● Direction: With the pictures omitted, write out the entries that follow exactly as they stand.

● Input material:
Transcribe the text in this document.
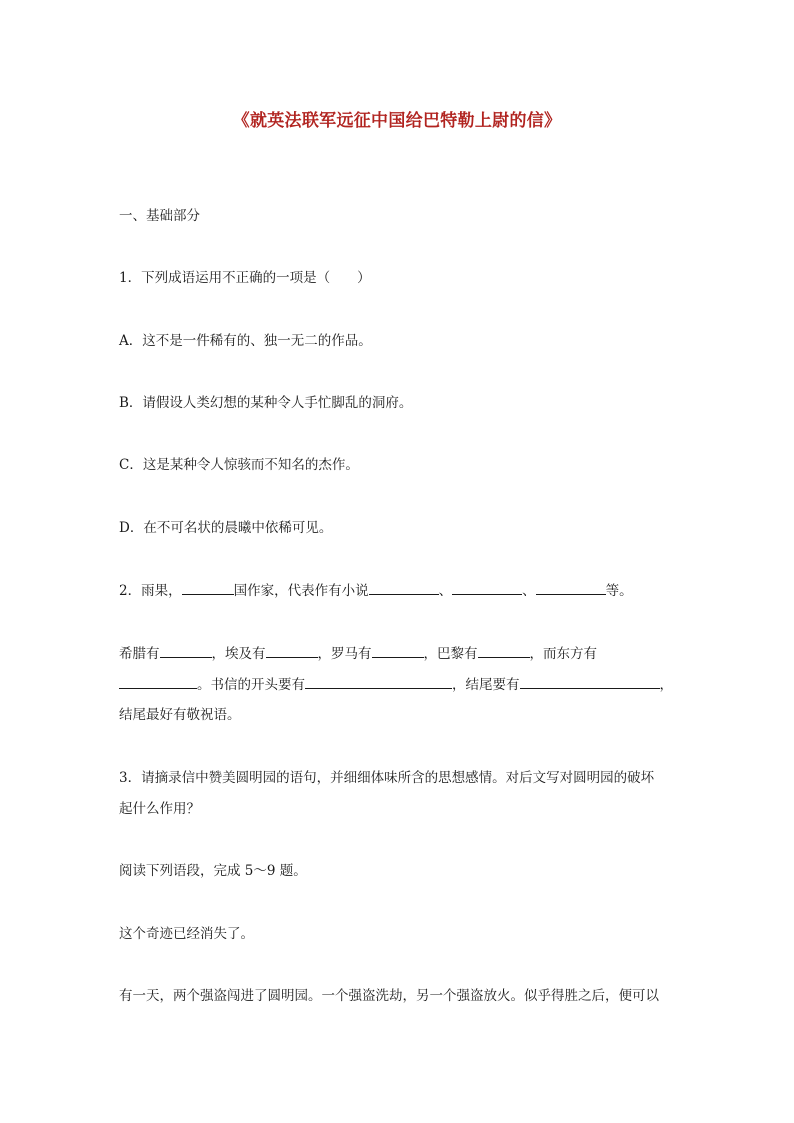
《就英法联军远征中国给巴特勒上尉的信》
一、基础部分
1．下列成语运用不正确的一项是（　　）
A．这不是一件稀有的、独一无二的作品。
B．请假设人类幻想的某种令人手忙脚乱的洞府。
C．这是某种令人惊骇而不知名的杰作。
D．在不可名状的晨曦中依稀可见。
2．雨果，	国作家，代表作有小说	、	、	等。
希腊有	，埃及有	，罗马有	，巴黎有	，而东方有
。书信的开头要有	，结尾要有	，
结尾最好有敬祝语。
3．请摘录信中赞美圆明园的语句，并细细体味所含的思想感情。对后文写对圆明园的破坏
起什么作用？
阅读下列语段，完成 5～9 题。
这个奇迹已经消失了。
有一天，两个强盗闯进了圆明园。一个强盗洗劫，另一个强盗放火。似乎得胜之后，便可以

● Exercise response:
Transcribe the text in this document.
《就英法联军远征中国给巴特勒上尉的信》
一、基础部分
1．下列成语运用不正确的一项是（　　）
A．这不是一件稀有的、独一无二的作品。
B．请假设人类幻想的某种令人手忙脚乱的洞府。
C．这是某种令人惊骇而不知名的杰作。
D．在不可名状的晨曦中依稀可见。
2．雨果，	国作家，代表作有小说	、	、	等。
希腊有	，埃及有	，罗马有	，巴黎有	，而东方有
。书信的开头要有	，结尾要有	，
结尾最好有敬祝语。
3．请摘录信中赞美圆明园的语句，并细细体味所含的思想感情。对后文写对圆明园的破坏
起什么作用？
阅读下列语段，完成 5～9 题。
这个奇迹已经消失了。
有一天，两个强盗闯进了圆明园。一个强盗洗劫，另一个强盗放火。似乎得胜之后，便可以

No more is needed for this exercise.